Filter the entries and keep only the lines where the string "must" appears.

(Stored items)
______________________________

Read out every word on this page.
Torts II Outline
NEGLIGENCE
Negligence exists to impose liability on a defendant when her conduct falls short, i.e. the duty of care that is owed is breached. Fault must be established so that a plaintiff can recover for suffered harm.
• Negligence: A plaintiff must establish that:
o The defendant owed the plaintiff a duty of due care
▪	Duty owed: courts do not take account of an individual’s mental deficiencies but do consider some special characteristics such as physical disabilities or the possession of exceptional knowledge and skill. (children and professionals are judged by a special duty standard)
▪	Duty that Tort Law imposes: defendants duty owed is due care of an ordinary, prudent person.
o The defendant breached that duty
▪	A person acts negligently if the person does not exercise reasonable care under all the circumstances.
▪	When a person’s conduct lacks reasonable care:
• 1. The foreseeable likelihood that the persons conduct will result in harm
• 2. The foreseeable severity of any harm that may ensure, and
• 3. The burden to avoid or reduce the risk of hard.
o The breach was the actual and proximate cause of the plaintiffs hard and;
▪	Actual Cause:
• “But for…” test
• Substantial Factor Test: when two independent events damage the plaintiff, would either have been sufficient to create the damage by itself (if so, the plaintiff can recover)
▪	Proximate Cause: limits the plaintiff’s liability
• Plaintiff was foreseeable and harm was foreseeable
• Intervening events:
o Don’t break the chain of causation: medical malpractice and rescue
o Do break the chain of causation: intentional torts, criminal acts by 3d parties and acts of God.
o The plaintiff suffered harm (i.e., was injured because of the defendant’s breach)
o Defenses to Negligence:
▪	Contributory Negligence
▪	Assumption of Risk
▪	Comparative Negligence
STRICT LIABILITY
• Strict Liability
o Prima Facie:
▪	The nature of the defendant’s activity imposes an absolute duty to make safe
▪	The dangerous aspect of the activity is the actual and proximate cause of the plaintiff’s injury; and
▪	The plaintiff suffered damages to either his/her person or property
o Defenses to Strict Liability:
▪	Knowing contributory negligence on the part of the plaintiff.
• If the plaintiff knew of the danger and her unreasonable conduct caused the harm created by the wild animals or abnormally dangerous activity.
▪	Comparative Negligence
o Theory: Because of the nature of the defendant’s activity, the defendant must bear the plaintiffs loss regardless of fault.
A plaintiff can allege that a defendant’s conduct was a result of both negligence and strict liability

______________________________

**Solved problem**
Negligence exists to impose liability on a defendant when her conduct falls short, i.e. the duty of care that is owed is breached. Fault must be established so that a plaintiff can recover for suffered harm.
• Negligence: A plaintiff must establish that:
o Theory: Because of the nature of the defendant’s activity, the defendant must bear the plaintiffs loss regardless of fault.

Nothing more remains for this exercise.